Go through the entries below and count the lines holding the word "JSON". Reply with only the number, please.

>>>

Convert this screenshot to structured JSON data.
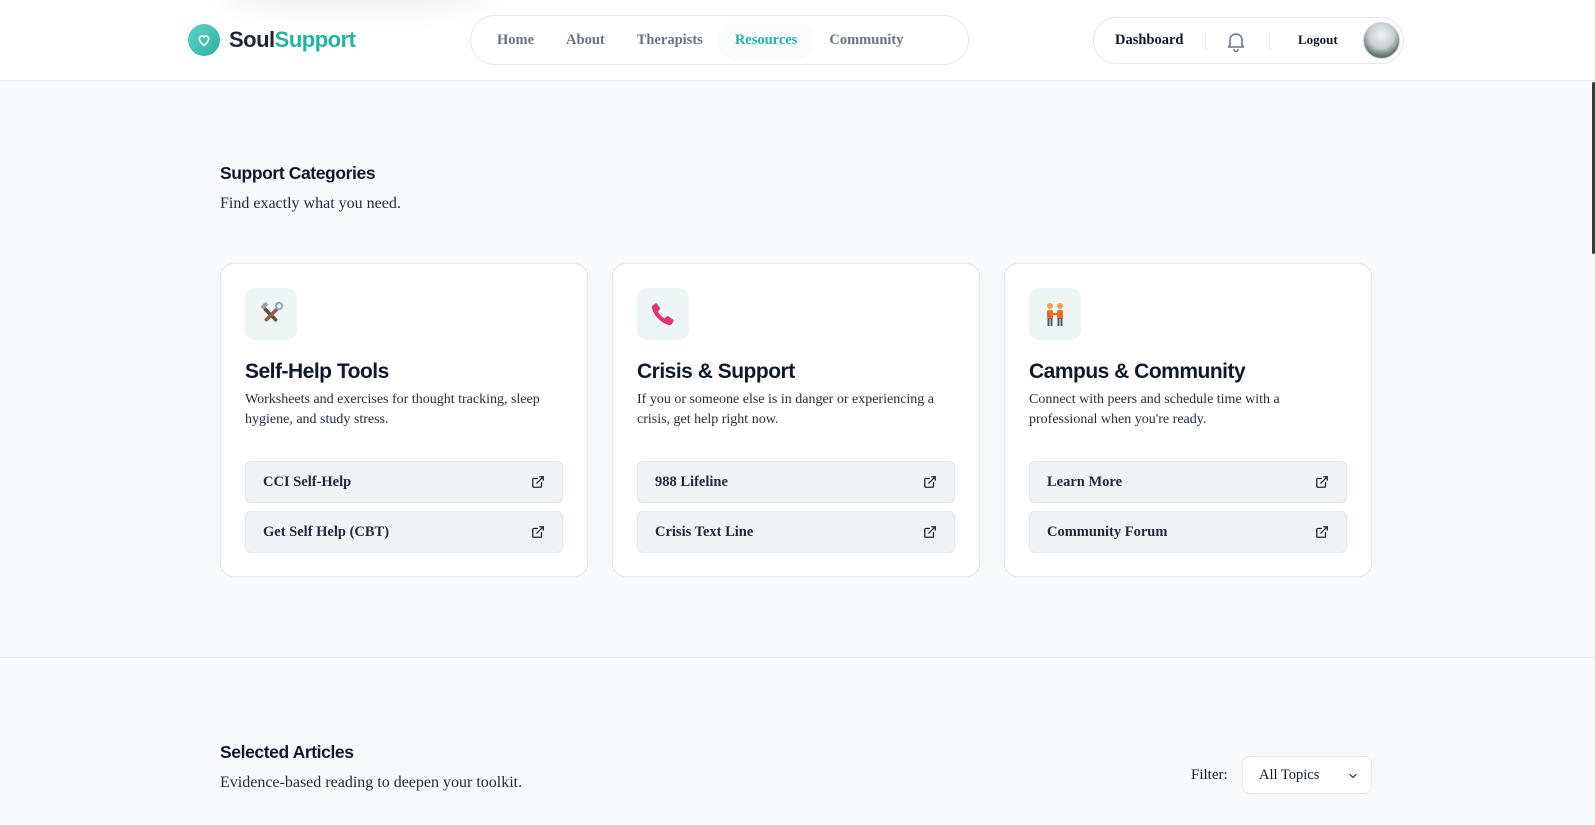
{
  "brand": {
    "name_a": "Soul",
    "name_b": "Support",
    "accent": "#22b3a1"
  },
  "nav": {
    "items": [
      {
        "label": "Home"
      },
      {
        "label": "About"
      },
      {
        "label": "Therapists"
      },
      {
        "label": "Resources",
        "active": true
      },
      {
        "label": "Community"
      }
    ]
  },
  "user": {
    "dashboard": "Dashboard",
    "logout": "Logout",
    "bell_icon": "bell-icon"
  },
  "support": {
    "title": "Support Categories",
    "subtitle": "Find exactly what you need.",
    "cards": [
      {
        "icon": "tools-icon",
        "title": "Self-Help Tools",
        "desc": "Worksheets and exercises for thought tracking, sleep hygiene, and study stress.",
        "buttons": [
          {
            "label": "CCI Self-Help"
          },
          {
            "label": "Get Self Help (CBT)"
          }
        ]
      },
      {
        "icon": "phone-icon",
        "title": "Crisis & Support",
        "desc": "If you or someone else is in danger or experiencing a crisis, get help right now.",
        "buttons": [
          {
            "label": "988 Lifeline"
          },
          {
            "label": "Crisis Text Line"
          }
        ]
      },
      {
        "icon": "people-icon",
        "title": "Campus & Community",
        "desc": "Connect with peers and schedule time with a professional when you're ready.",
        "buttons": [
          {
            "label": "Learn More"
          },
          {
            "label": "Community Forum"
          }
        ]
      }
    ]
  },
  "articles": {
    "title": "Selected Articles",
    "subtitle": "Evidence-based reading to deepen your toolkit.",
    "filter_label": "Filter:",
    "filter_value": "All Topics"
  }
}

<<<
>>>

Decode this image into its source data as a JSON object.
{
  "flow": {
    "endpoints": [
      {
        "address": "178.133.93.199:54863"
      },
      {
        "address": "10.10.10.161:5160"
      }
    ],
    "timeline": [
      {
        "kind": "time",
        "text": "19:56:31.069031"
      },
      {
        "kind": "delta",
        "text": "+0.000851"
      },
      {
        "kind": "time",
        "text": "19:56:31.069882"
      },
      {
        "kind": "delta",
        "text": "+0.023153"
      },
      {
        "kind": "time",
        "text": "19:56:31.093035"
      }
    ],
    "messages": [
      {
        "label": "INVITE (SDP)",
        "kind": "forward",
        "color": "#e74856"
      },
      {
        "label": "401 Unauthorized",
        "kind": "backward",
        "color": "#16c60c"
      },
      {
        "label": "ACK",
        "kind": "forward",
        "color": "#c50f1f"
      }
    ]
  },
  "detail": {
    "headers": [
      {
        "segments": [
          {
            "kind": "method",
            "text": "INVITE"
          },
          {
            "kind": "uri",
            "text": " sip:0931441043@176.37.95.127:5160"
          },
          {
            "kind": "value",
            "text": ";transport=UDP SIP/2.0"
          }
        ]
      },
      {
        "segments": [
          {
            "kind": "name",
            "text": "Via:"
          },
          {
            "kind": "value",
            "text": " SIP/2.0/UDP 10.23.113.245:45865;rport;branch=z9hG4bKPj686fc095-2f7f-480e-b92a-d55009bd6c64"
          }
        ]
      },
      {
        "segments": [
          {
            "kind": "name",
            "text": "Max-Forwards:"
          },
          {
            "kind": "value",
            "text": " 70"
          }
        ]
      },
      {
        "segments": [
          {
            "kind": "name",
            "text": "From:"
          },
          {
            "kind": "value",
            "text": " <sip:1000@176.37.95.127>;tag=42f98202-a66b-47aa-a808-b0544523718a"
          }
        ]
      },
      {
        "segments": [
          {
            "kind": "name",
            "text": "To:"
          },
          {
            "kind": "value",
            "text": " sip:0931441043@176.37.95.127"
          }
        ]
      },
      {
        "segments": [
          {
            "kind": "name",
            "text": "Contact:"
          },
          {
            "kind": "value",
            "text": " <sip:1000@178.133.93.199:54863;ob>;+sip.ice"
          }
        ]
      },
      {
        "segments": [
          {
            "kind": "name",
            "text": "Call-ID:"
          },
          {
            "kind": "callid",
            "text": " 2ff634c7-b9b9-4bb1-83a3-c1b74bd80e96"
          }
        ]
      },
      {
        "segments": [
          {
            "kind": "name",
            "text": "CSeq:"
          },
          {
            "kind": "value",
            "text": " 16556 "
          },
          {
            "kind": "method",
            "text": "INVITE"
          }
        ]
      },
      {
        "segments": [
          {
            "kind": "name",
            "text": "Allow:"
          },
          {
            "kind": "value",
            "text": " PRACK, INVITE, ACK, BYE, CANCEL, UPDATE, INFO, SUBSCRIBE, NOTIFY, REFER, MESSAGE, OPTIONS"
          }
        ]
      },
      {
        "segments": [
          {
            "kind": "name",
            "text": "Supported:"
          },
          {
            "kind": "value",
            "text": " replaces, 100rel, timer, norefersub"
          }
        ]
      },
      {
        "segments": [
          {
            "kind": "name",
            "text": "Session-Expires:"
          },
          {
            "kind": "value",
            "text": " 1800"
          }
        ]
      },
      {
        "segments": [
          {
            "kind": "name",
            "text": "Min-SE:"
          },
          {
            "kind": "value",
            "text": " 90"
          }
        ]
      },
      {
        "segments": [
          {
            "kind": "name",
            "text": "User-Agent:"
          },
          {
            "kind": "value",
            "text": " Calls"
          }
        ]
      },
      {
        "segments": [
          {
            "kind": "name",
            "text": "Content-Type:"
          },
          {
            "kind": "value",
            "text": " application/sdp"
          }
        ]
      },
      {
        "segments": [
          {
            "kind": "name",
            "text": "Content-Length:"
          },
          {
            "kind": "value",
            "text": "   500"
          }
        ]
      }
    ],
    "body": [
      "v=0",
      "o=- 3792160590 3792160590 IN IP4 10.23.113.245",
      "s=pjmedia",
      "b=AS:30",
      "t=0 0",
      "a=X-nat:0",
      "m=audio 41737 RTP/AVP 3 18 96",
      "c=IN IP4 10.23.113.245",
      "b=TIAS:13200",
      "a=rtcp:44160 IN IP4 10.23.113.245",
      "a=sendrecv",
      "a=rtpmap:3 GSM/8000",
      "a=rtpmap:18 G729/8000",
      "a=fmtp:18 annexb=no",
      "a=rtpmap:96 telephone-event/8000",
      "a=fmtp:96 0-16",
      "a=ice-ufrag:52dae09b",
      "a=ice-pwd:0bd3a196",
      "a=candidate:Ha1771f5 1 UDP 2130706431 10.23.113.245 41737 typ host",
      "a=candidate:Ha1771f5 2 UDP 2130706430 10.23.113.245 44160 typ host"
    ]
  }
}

<<<
>>>

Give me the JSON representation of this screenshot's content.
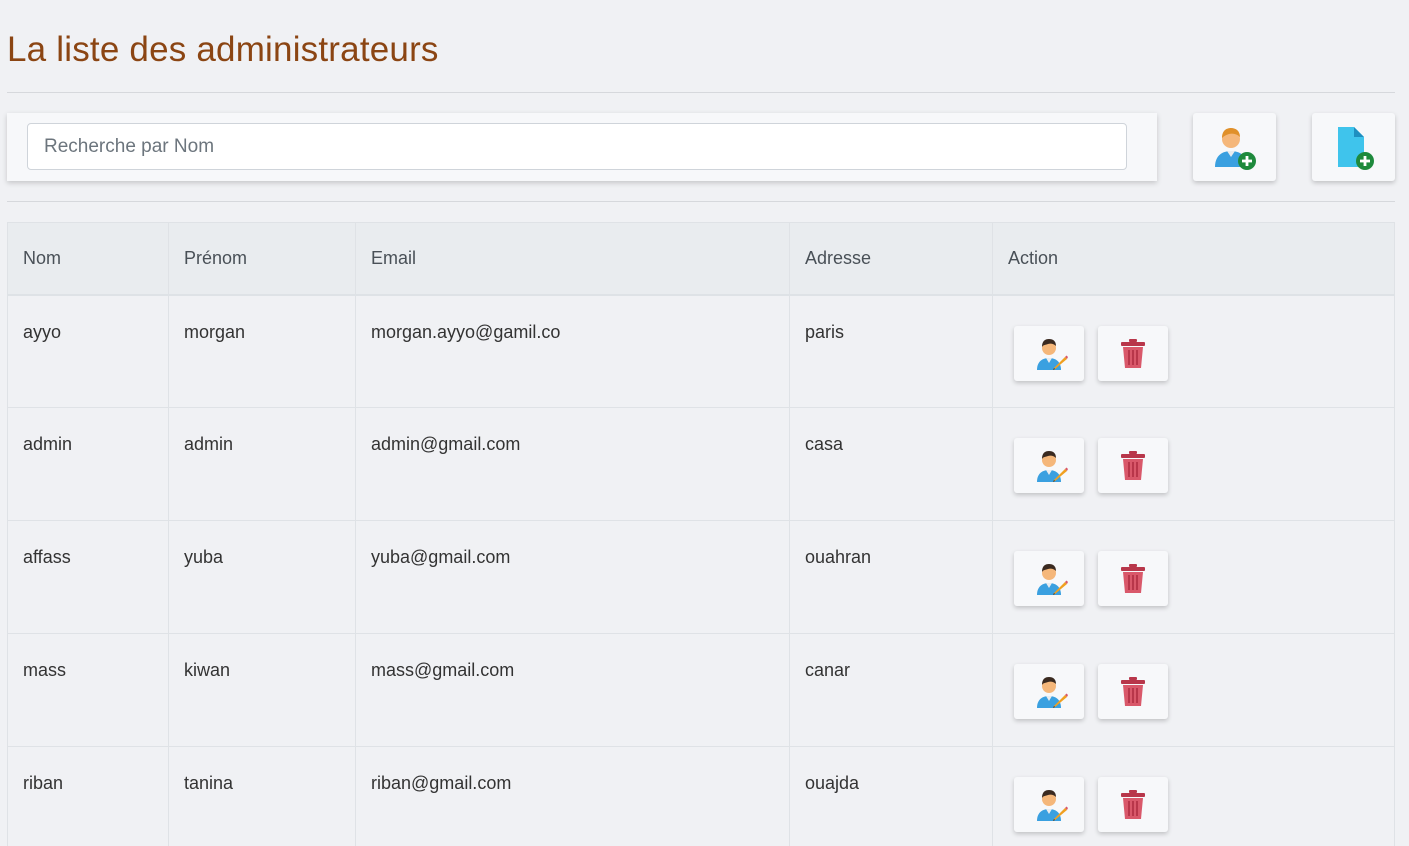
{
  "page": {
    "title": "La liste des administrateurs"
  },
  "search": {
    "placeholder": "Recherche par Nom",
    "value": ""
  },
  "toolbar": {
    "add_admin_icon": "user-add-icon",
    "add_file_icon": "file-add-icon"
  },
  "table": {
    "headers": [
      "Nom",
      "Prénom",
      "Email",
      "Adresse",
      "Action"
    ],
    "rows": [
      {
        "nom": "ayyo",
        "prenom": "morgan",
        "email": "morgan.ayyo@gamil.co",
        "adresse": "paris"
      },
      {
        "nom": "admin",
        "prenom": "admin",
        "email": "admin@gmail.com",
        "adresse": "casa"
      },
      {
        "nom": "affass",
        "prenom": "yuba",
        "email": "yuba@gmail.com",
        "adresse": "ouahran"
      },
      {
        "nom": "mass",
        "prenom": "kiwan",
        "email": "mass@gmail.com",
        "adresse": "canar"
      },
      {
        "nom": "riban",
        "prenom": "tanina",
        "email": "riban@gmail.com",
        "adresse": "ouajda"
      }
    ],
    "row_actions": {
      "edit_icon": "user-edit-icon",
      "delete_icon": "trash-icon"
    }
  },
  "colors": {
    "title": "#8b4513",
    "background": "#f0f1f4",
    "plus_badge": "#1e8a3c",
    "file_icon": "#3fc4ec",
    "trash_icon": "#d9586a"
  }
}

<<<

* Task answer
3